Find each line containing the string "private". Copy it.

** start Records shown **

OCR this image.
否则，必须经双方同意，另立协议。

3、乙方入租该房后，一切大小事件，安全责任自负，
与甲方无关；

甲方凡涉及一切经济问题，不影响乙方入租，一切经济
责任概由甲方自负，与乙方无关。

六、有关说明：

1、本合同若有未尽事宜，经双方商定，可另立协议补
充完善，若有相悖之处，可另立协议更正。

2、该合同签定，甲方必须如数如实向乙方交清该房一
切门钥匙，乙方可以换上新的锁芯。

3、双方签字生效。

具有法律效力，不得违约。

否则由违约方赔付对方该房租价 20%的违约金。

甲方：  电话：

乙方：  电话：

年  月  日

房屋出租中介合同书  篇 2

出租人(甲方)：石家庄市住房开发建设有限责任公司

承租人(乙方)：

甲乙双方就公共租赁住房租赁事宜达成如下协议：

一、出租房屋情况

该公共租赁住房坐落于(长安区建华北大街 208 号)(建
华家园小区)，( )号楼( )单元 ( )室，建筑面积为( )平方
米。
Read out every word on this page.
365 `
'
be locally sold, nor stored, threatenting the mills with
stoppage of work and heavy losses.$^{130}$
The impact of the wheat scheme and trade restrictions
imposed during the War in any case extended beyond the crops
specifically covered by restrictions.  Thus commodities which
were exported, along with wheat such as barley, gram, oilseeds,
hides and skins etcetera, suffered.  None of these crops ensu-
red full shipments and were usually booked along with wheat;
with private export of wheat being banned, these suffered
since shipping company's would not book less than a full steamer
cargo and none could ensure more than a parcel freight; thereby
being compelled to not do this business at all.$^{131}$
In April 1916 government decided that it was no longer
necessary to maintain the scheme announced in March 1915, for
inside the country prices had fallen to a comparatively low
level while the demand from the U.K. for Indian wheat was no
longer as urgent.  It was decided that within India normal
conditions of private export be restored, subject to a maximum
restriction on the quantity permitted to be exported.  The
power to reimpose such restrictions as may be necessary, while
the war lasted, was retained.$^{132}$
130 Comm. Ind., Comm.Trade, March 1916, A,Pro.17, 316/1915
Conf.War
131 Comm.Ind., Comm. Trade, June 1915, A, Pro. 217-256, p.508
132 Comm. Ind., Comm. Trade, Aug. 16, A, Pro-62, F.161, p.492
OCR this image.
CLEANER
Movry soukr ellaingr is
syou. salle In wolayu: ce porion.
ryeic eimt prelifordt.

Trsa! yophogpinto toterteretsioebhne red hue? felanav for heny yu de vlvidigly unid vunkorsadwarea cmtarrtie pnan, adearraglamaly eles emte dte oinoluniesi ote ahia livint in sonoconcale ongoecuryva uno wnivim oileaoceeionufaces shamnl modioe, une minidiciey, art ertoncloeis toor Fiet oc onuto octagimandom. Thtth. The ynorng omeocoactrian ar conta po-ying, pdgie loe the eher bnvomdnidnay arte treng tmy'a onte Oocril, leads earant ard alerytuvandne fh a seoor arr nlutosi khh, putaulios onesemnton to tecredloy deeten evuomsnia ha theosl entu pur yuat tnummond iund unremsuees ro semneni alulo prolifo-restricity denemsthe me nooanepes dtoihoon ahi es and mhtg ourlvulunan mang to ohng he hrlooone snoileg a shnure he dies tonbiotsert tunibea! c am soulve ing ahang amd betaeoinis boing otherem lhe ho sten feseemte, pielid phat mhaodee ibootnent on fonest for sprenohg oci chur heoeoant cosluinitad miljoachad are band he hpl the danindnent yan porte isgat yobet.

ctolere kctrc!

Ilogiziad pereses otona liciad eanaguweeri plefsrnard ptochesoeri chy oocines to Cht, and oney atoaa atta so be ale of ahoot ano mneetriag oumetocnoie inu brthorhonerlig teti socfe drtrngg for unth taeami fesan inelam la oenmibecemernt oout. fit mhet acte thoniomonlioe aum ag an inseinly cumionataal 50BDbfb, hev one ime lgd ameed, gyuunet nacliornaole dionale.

** end Records shown **

* [Expected answer]:
with private export of wheat being banned, these suffered
conditions of private export be restored, subject to a maximum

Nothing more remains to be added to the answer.